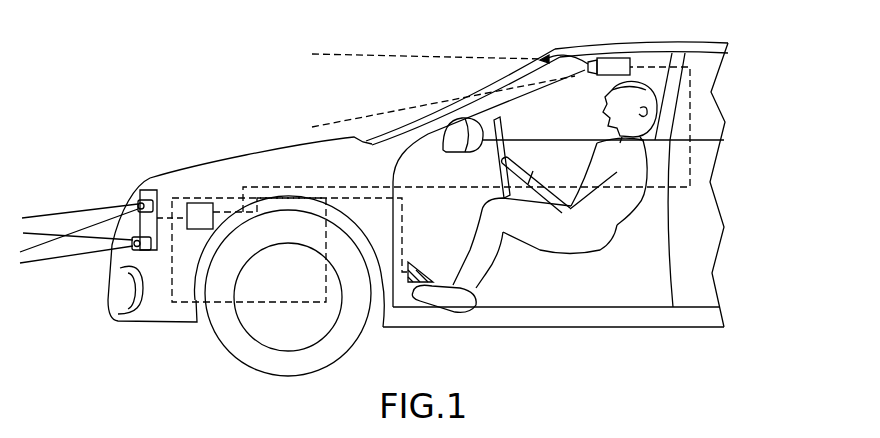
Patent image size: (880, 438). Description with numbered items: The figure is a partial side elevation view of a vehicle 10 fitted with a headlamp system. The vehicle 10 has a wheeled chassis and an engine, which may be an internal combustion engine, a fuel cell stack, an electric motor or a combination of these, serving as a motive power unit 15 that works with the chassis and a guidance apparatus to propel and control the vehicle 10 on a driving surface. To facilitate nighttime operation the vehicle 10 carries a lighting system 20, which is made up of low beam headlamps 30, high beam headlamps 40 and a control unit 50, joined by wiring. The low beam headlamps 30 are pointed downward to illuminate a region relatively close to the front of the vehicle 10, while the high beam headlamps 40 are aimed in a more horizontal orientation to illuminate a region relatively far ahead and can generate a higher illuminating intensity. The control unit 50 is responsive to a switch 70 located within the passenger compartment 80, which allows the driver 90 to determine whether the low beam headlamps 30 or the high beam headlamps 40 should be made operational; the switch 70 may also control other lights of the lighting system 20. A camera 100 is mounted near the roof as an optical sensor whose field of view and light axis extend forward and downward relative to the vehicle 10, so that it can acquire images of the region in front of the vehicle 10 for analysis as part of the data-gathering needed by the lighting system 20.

The vehicle 10 is at (737, 92).
The motive power unit 15 is at (280, 303).
The lighting system 20 is at (150, 178).
The low beam headlamps 30 is at (156, 203).
The high beam headlamps 40 is at (156, 242).
The control unit 50 is at (212, 198).
The switch 70 is at (415, 266).
The passenger compartment 80 is at (563, 116).
The driver 90 is at (620, 198).
The camera 100 is at (622, 58).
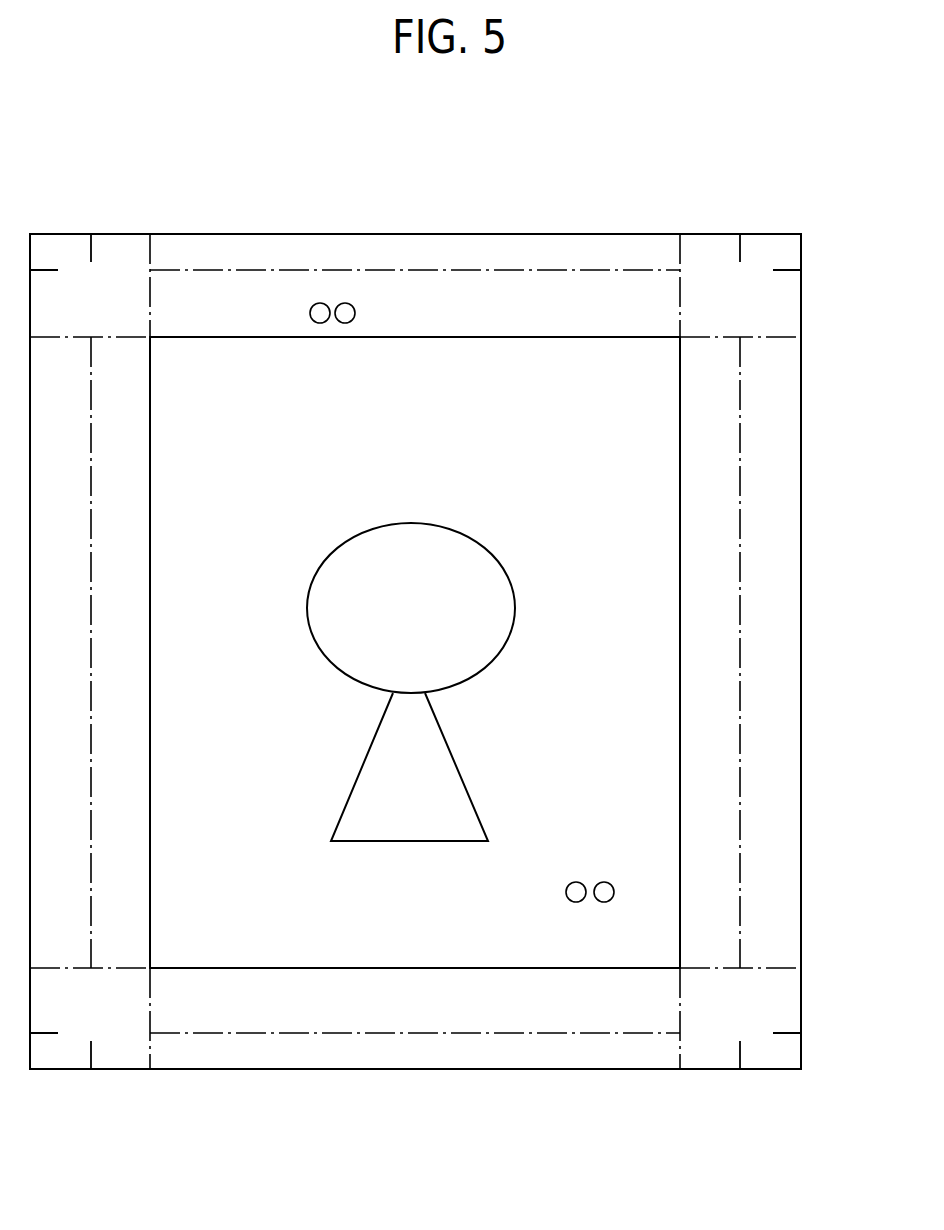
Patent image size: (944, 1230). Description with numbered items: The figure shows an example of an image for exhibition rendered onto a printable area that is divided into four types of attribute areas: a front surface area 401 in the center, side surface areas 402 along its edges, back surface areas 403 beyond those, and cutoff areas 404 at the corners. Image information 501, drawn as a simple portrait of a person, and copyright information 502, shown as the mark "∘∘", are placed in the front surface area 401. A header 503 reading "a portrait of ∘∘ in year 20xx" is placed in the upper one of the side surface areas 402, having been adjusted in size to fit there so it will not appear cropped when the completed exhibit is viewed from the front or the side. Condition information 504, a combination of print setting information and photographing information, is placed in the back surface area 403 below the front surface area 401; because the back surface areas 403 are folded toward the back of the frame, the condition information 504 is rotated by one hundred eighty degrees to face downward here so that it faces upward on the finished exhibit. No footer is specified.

The front surface area 401 is at (630, 368).
The side surface areas 402 is at (535, 318).
The back surface areas 403 is at (195, 248).
The cutoff areas 404 is at (118, 248).
The image information 501 is at (460, 533).
The copyright information 502 is at (594, 877).
The header 503 is at (333, 298).
The condition information 504 is at (633, 1038).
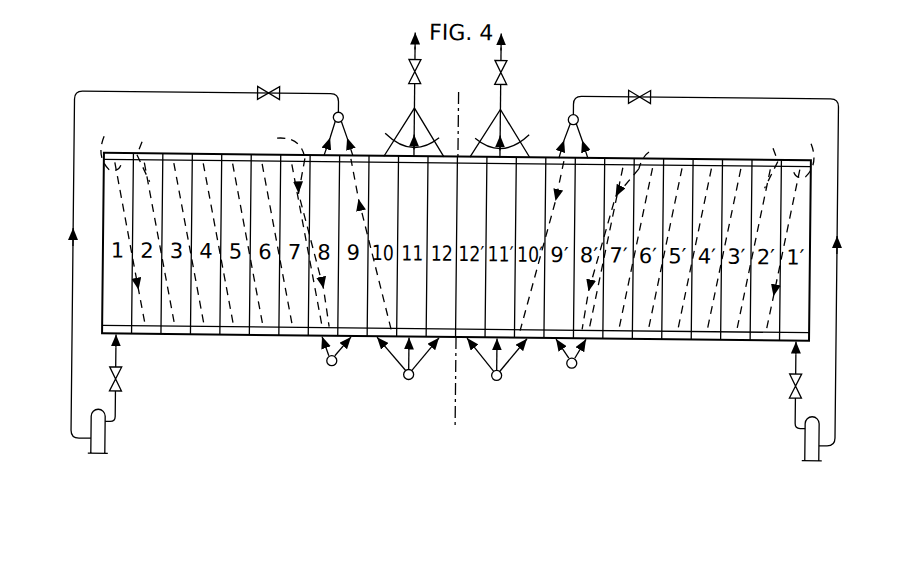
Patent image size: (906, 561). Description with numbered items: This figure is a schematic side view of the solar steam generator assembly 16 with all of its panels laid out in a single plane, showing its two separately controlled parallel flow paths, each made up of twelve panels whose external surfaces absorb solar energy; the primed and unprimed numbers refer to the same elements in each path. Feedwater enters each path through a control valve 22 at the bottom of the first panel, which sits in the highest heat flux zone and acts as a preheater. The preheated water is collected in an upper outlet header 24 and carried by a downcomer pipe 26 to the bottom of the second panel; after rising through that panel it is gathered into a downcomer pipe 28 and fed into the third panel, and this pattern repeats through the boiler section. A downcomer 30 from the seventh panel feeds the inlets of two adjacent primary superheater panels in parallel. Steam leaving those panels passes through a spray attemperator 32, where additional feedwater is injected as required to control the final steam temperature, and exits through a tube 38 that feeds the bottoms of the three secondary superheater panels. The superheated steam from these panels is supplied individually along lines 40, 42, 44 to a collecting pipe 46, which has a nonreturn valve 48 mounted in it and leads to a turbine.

The solar steam generator assembly 16 is at (716, 78).
The control valve 22 is at (123, 387).
The upper outlet header 24 is at (122, 156).
The downcomer pipe 26 is at (466, 145).
The downcomer pipe 28 is at (460, 153).
The downcomer 30 is at (618, 367).
The spray attemperator 32 is at (332, 117).
The tube 38 is at (407, 380).
The line 40 is at (406, 118).
The line 42 is at (418, 125).
The line 44 is at (459, 131).
The collecting pipe 46 is at (407, 90).
The nonreturn valve 48 is at (407, 60).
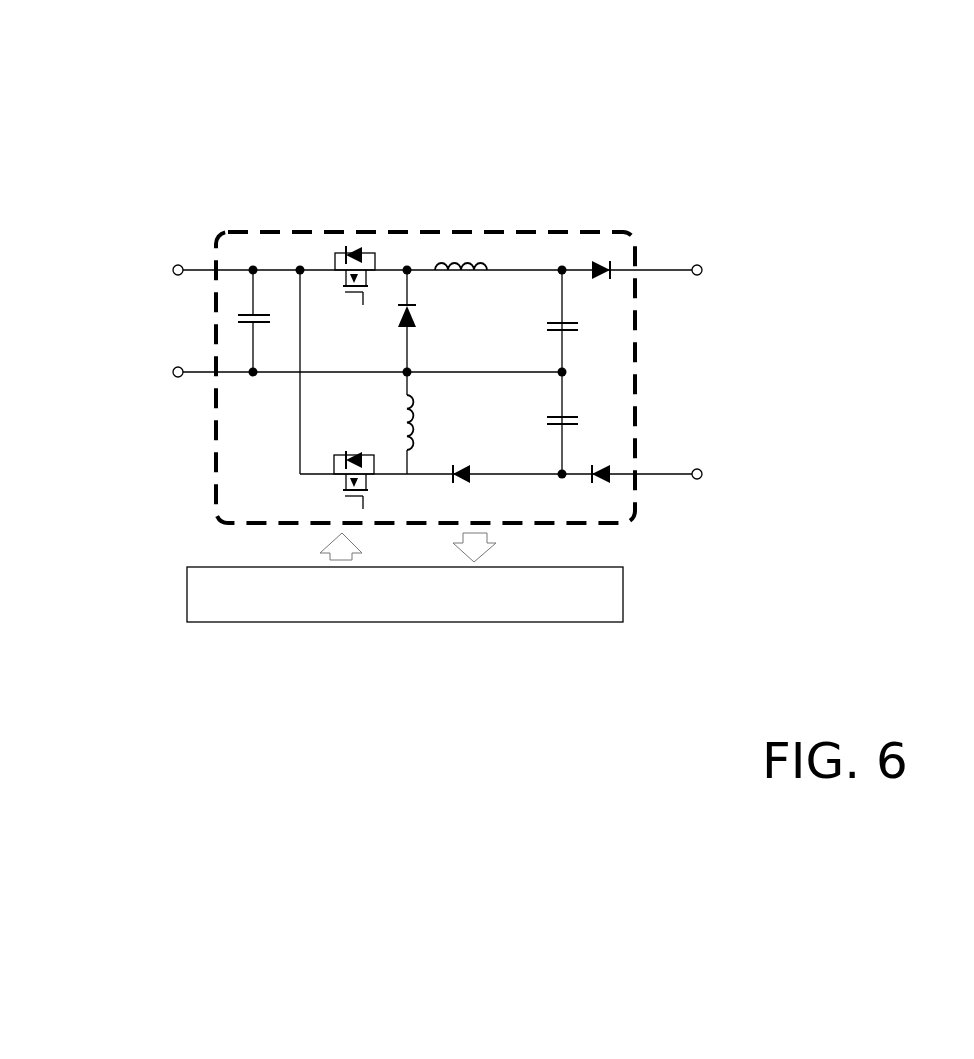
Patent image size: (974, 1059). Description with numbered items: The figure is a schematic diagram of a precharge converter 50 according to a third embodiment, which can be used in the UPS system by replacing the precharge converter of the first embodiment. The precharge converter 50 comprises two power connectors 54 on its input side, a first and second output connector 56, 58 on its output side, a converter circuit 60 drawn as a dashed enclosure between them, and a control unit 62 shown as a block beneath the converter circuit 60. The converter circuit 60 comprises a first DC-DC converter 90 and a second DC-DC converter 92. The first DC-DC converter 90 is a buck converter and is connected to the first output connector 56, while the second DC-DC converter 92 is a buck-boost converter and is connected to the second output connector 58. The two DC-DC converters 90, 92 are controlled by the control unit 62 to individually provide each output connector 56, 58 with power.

The precharge converter 50 is at (745, 175).
The power connectors 54 is at (178, 366).
The first output connector 56 is at (697, 265).
The second output connector 58 is at (696, 469).
The converter circuit 60 is at (543, 225).
The control unit 62 is at (363, 605).
The first DC-DC converter 90 is at (393, 247).
The second DC-DC converter 92 is at (383, 420).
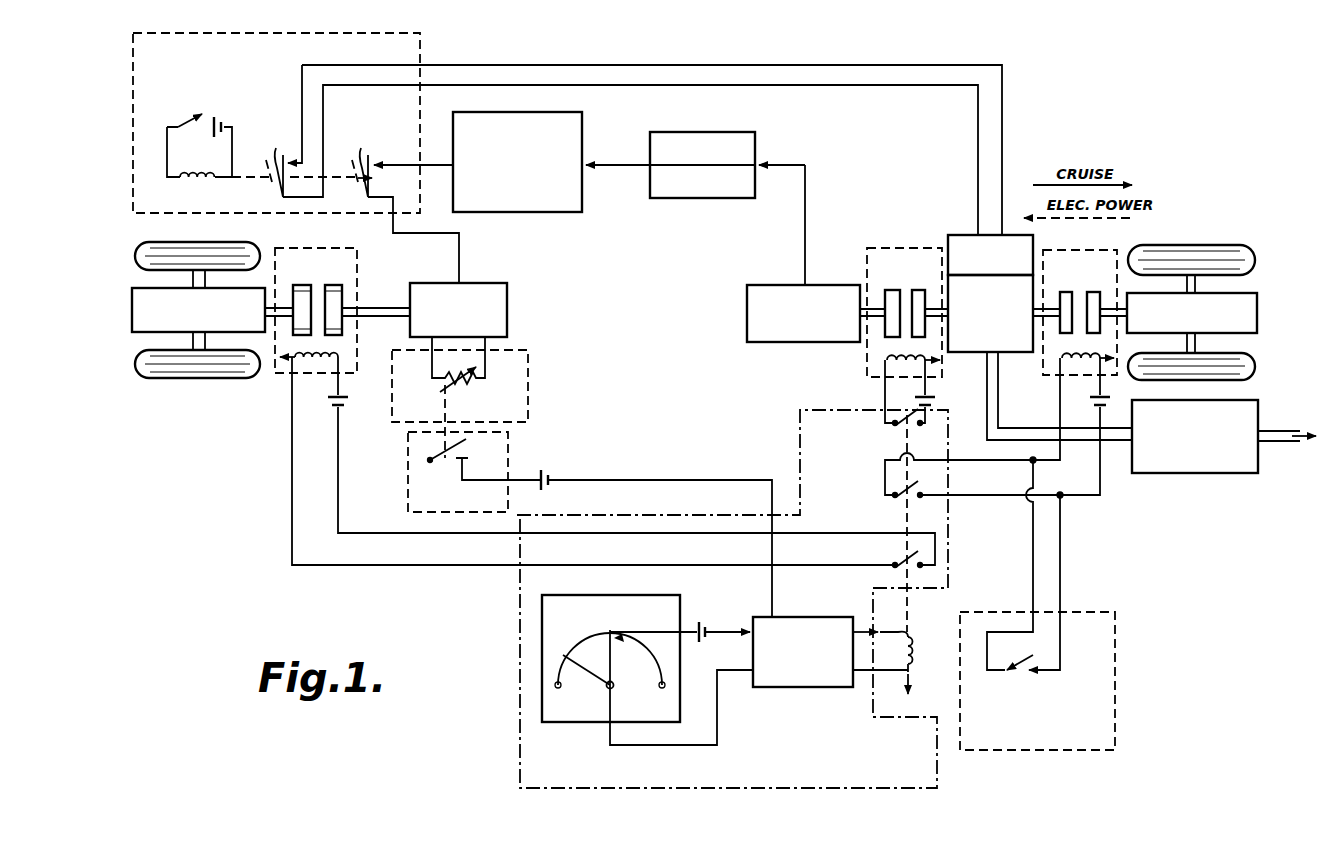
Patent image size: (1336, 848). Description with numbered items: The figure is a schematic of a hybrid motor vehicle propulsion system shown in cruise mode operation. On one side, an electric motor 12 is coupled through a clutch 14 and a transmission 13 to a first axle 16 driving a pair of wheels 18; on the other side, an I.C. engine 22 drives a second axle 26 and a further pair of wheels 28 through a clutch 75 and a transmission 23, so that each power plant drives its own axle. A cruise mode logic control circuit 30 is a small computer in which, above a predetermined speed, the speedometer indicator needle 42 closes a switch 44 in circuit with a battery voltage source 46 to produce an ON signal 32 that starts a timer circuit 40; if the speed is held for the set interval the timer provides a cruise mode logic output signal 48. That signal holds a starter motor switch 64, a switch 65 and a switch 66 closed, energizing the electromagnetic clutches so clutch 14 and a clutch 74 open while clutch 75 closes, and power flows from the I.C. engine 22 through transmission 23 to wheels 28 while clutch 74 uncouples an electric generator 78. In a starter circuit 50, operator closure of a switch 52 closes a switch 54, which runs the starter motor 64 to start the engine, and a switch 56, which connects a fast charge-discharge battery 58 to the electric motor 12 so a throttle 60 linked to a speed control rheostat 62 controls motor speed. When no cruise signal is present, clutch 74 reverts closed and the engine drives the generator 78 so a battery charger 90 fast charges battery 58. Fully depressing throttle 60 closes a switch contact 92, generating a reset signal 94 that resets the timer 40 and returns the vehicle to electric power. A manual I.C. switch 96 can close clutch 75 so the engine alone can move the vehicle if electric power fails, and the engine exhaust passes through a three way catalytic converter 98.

Work required: Please change "partial side elevation view" to "partial side view" in the records that run from the beginning through the line containing "The motive power unit 15 is at (280, 303).", and give only those lines with nothing else altered. Leave the pictures out.

Complete response:
Patent image size: (880, 438). Description with numbered items: The figure is a partial side view of a vehicle 10 fitted with a headlamp system. The vehicle 10 has a wheeled chassis and an engine, which may be an internal combustion engine, a fuel cell stack, an electric motor or a combination of these, serving as a motive power unit 15 that works with the chassis and a guidance apparatus to propel and control the vehicle 10 on a driving surface. To facilitate nighttime operation the vehicle 10 carries a lighting system 20, which is made up of low beam headlamps 30, high beam headlamps 40 and a control unit 50, joined by wiring. The low beam headlamps 30 are pointed downward to illuminate a region relatively close to the front of the vehicle 10, while the high beam headlamps 40 are aimed in a more horizontal orientation to illuminate a region relatively far ahead and can generate a higher illuminating intensity. The control unit 50 is responsive to a switch 70 located within the passenger compartment 80, which allows the driver 90 to determine whether the low beam headlamps 30 or the high beam headlamps 40 should be made operational; the switch 70 may also control other lights of the lighting system 20. A camera 100 is mounted near the roof as an optical sensor whose field of view and light axis extend forward and downward relative to the vehicle 10, so that it can acquire images of the region in front of the vehicle 10 for analysis as part of the data-gathering needed by the lighting system 20.

The vehicle 10 is at (737, 92).
The motive power unit 15 is at (280, 303).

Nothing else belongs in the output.